> _Set problem_
What is the number of lines in these entries that contain "решение"? State it alone.

☆ ☆ ☆ ☆ ☆ ☆ ☆

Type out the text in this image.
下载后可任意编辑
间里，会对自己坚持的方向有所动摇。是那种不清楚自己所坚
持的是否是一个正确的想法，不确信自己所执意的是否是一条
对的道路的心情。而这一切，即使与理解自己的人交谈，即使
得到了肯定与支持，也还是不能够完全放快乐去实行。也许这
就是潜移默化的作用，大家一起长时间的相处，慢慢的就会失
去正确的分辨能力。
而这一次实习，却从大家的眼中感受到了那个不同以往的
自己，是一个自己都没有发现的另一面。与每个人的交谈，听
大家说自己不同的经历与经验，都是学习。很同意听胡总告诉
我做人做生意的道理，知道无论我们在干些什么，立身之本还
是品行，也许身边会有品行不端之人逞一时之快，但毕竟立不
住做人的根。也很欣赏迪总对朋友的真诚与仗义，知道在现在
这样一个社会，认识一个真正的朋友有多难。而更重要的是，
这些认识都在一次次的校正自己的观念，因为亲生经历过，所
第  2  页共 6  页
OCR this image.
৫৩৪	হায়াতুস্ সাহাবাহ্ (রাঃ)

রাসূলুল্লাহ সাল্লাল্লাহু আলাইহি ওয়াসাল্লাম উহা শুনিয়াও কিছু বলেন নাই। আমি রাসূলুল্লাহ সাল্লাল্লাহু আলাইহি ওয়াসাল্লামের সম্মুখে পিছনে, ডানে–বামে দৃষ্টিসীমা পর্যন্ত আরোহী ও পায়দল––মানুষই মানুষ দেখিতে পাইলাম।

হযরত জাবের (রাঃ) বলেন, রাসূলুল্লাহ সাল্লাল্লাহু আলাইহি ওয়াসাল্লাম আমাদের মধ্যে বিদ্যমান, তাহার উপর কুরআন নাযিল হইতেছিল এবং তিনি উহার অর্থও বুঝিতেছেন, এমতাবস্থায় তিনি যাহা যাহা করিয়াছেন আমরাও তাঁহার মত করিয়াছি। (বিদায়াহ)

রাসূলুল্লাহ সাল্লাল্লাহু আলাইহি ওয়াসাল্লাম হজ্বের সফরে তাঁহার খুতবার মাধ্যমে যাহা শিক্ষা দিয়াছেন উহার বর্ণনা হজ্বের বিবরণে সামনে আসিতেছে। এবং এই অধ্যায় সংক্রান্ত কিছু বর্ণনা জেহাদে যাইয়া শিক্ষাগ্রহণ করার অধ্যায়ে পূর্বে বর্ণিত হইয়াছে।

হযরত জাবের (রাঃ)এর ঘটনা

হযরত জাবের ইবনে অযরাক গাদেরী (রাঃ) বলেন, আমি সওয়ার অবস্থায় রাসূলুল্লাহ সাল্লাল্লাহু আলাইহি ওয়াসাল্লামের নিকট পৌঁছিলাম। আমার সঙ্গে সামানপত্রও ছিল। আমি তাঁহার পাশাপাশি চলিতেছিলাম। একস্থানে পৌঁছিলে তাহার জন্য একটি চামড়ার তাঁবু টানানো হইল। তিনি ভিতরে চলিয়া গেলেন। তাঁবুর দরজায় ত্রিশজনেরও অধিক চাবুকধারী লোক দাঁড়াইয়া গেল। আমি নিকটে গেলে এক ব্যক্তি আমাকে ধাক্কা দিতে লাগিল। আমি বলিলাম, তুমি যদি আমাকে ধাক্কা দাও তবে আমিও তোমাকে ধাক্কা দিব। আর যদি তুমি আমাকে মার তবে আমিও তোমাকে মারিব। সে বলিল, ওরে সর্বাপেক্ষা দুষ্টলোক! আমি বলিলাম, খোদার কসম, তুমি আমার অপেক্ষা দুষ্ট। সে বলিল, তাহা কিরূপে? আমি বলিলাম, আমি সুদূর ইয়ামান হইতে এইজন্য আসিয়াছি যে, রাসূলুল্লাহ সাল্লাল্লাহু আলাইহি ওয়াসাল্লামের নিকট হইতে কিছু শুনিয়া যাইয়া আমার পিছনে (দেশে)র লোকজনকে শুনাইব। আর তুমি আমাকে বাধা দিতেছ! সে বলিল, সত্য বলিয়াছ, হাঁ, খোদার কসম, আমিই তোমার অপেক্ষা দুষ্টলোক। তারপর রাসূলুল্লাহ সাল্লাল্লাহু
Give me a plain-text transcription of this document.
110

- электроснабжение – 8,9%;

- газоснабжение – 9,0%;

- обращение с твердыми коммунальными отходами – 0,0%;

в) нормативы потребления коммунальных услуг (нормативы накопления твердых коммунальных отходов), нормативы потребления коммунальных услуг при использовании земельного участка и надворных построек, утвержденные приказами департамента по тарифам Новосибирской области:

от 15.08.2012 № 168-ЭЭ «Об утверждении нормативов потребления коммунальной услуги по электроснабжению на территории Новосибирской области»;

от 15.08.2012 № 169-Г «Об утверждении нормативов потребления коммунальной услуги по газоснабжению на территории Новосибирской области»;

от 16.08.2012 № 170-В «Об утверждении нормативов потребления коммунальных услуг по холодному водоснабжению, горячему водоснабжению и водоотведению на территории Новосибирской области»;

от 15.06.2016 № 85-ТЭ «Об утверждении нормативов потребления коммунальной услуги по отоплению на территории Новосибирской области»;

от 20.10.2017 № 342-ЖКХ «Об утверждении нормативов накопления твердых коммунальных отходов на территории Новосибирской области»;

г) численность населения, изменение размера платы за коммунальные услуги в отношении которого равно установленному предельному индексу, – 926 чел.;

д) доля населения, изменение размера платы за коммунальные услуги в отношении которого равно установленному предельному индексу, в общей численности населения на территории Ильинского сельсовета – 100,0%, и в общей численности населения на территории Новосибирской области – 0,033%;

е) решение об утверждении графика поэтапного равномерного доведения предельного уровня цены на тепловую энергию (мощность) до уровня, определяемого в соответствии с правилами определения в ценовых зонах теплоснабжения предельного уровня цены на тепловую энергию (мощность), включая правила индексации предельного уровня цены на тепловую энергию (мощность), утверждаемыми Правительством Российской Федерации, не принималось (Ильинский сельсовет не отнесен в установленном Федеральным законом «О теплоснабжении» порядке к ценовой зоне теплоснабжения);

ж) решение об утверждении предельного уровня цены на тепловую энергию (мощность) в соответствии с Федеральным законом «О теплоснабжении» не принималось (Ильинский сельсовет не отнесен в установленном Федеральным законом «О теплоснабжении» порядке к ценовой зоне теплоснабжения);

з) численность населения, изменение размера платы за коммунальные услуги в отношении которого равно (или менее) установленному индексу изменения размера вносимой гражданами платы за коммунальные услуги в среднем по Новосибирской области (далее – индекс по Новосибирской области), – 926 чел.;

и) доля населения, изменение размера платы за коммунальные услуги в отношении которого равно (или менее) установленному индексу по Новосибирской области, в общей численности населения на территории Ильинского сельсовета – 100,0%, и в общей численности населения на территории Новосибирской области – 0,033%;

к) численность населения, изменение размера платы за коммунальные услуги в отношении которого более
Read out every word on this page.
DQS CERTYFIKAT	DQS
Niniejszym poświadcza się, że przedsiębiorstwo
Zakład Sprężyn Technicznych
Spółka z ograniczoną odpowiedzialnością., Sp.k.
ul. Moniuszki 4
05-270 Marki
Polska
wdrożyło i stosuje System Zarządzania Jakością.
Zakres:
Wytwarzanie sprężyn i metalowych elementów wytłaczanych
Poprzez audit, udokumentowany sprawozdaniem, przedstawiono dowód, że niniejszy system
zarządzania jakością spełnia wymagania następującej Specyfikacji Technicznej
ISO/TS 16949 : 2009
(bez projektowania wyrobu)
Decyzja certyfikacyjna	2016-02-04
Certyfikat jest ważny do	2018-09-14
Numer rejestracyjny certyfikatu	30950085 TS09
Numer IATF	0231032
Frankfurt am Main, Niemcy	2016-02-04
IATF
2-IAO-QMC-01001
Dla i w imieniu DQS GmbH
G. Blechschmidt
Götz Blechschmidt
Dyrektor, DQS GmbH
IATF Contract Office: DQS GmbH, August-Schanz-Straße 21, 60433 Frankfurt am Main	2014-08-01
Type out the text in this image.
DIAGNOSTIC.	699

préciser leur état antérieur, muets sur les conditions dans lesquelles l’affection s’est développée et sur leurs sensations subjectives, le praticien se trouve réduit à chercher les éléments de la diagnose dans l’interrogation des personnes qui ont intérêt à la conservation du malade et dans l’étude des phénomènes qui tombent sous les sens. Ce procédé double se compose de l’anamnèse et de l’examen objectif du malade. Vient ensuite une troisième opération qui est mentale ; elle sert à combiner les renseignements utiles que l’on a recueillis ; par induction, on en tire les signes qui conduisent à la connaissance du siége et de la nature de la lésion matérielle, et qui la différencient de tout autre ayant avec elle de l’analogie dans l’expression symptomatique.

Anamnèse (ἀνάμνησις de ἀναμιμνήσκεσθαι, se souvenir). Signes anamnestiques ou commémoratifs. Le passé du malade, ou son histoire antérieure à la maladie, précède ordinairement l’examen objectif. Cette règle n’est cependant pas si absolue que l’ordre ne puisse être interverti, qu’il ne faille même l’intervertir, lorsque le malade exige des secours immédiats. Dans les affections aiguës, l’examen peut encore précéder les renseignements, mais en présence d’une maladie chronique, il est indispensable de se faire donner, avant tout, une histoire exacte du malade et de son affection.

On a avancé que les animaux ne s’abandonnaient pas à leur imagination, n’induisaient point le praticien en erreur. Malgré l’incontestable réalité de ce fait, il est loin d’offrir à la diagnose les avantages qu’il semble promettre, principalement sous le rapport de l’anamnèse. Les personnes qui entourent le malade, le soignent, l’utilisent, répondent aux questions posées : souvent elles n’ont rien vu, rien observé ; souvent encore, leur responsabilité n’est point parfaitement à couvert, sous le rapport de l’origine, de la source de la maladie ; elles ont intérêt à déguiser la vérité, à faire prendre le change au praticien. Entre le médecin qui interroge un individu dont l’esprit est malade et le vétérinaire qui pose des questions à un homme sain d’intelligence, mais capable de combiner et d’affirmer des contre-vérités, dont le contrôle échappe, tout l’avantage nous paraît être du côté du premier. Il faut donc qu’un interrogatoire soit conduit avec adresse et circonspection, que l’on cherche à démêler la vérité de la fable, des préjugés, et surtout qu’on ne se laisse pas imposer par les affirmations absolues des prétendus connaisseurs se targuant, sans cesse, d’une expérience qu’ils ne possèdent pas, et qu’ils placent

☆ ☆ ☆ ☆ ☆ ☆ ☆

> _Task answer_
2